▸ Source excerpt
^^^^^^^^
When fellow activist Gavin Pidwell and I were convicted of aggravated trespass of EDO, an arms manufacturer, at a UK Magistrates court on 23 August, pro-Israel commentators were quick to call it a “BDS [boycott, divestment and sanctions] fail.” However, this ignores both the wider implications of the arms trade and the long history of the campaign resisting EDO.
EDO/ ITT Exelis are UK-based designers and manufacturers of military aircraft weapons systems. Their products (and components to which they own the patents) can be found in a variety of weapons, such as the precision-guided Paveway bomb and the Sabre bomb rack. In 2007, EDO was bought out by the American conglomerate ITT, one of the world’s larger arms companies. When ITT split into three parts last year, EDO became a part of the defense chapter ITT Exelis.
The UK-based grassroots campaign Smash EDO has been protesting against the corporation using a diversity of tactics since 2004, with weekly noisy demonstrations being held outside the premises in Brighton. It grew out of the movement against the Iraq war, and a general frustration amongst activists over the ineffectiveness of the mass resistance to the war. There was also a need for people coming back from solidarity work in Palestine to follow the advice from Palestinians and campaign within their local community. Rather than marching, people protesting EDO wanted to directly target the war and occupation profiteers, to bring the war back to the factory floor.
There have been rooftop occupations, phone blockades (in which people from around the world have phoned the company and questioned them about their business), mass demonstrations targeting their investors and numerous blockades of the factory through the years.
The biggest success so far came in 2010, when nine defendants were found not guilty of criminal damage after breaking into EDO and smashing it up “to the best of their abilities” as a response to Israel’s Operation Cast Lead in Gaza during winter 2008-09. After hearing all the evidence, a jury acquitted the activists on the basis that they had acted with the intention of preventing war crimes against Palestinians.
The court case last month — which concerned a 26 April 2011 action in which we superglued and locked ourselves to the gates — made use of some information gained during the cross-examination of EDO’s managing director during the trial of the decommissioners, as well as new material.
EDO not lawful
The case was originally listed to be heard by a district judge, but was given a lay magistrates bench. While a district judge is legally qualified, magistrates, who work in groups of three per case, are volunteers who do not need previous legal training. Magistrate Peter Privett opened the case by saying, “It is a relatively simple and straightforward charge in both cases. The two individuals are charged with having obstructed both sets of gates to the premises and preventing people going about their lawful work. That is all it comes down to.”
This was a misunderstanding of the case. To be guilty of aggravated trespass one has to trespass on land “with the intention of intimidating, obstructing or disrupting a lawful business.” For the following three days, we aimed to prove that EDO’s business is not lawful.
^^^^^^^^
[Item position entries]
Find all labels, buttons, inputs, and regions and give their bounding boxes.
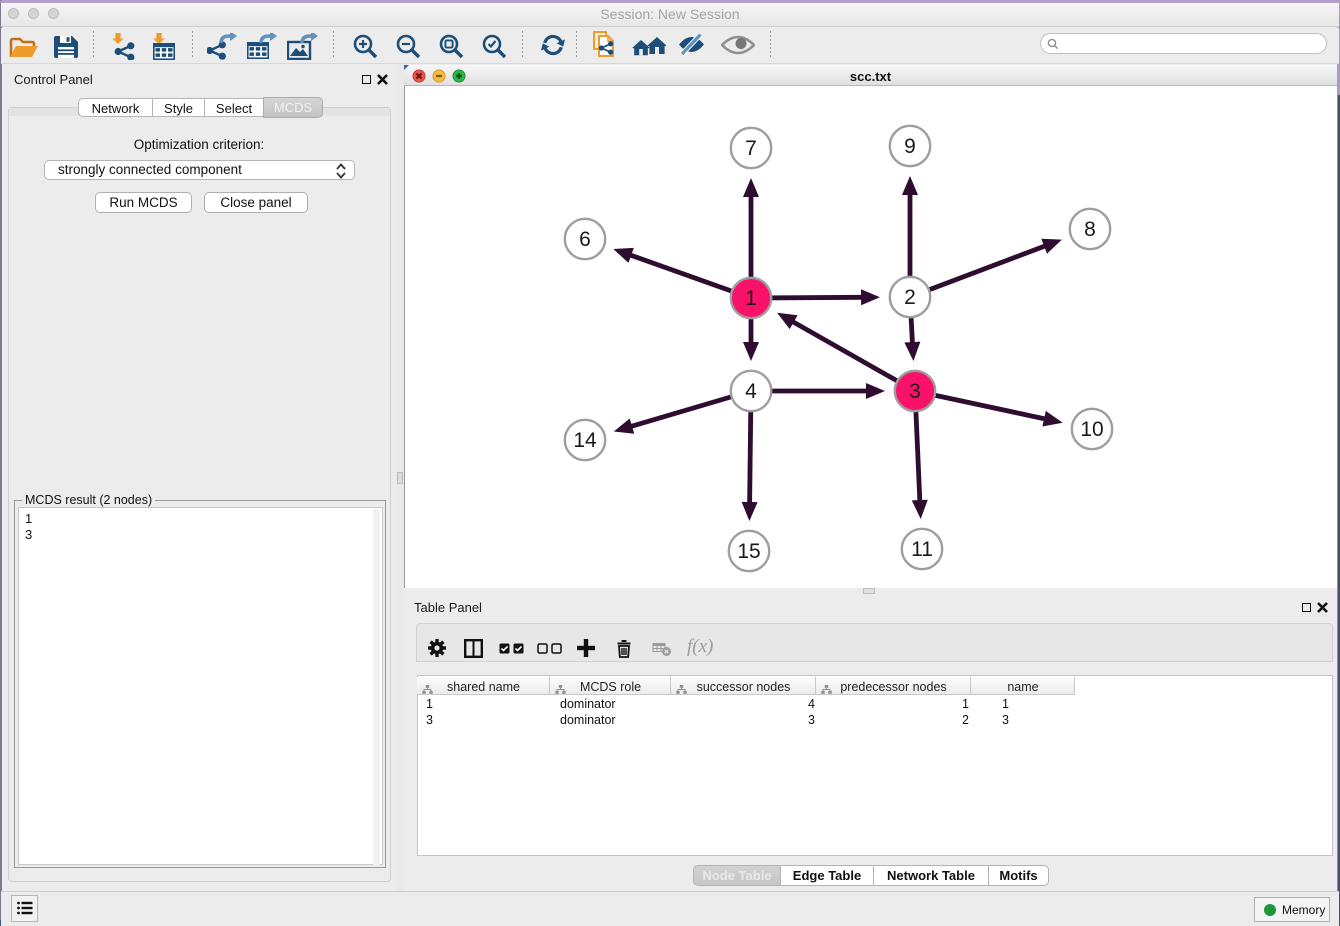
svg-text:6: 6 bbox=[579, 228, 591, 251]
svg-text:2: 2 bbox=[904, 286, 916, 309]
svg-text:7: 7 bbox=[745, 137, 757, 160]
svg-text:11: 11 bbox=[911, 538, 933, 561]
svg-text:15: 15 bbox=[737, 540, 760, 563]
svg-text:3: 3 bbox=[909, 380, 921, 403]
svg-text:8: 8 bbox=[1084, 218, 1096, 241]
svg-text:9: 9 bbox=[904, 135, 916, 158]
svg-text:10: 10 bbox=[1080, 418, 1103, 441]
svg-text:14: 14 bbox=[573, 429, 597, 452]
svg-text:4: 4 bbox=[745, 380, 757, 403]
svg-text:1: 1 bbox=[745, 287, 757, 310]
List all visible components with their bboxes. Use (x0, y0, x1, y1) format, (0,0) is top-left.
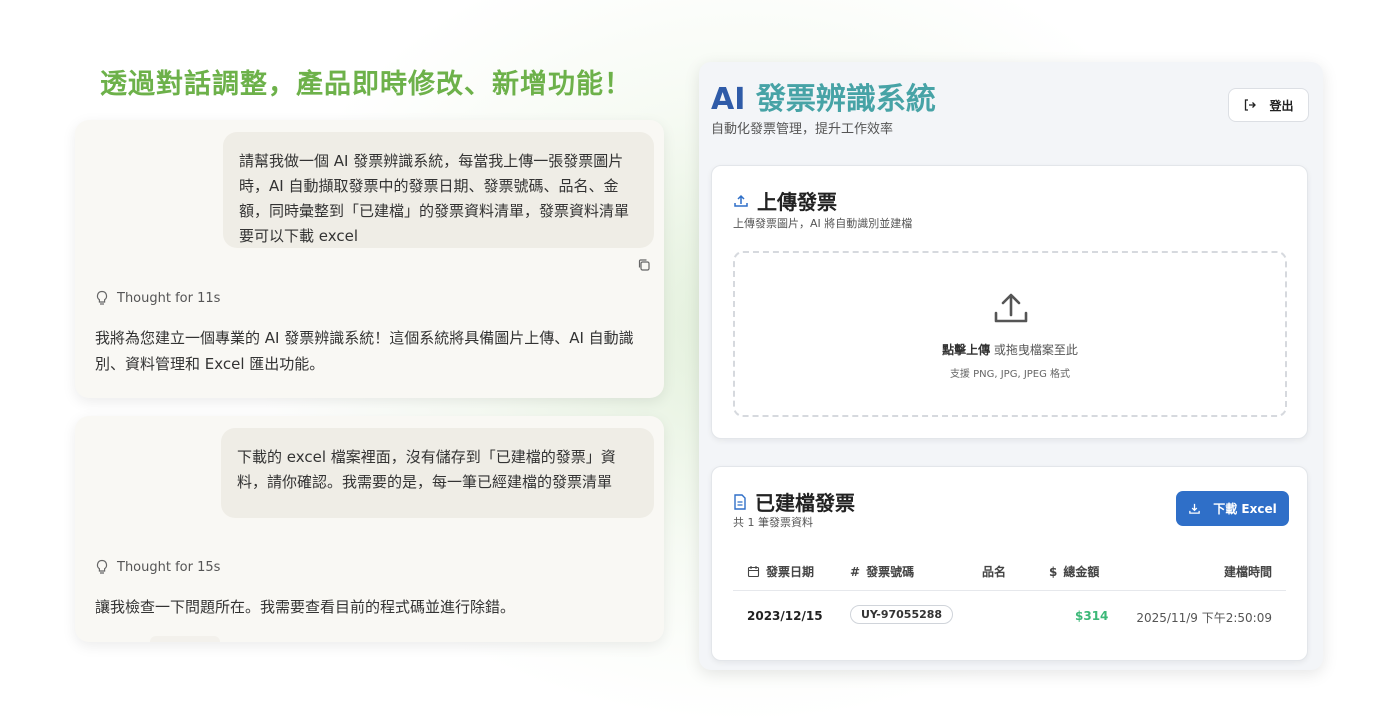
^^^^^^^^
▸ To-do list
#1 Answer these questions using the article on the campaign against EDO.
(a) In what year did ITT buy EDO?
(b) Since what year has Smash EDO been protesting against the corporation?
(c) How many defendants were found not guilty of criminal damage in 2010?
#2 Print the passage of the article on the campaign against EDO starting with "There have been" and going on through "crimes against Palestinians.".

▸ Set of answers
#1
(a) 2007
(b) 2004
(c) Nine

#2
There have been rooftop occupations, phone blockades (in which people from around the world have phoned the company and questioned them about their business), mass demonstrations targeting their investors and numerous blockades of the factory through the years.
The biggest success so far came in 2010, when nine defendants were found not guilty of criminal damage after breaking into EDO and smashing it up “to the best of their abilities” as a response to Israel’s Operation Cast Lead in Gaza during winter 2008-09. After hearing all the evidence, a jury acquitted the activists on the basis that they had acted with the intention of preventing war crimes against Palestinians.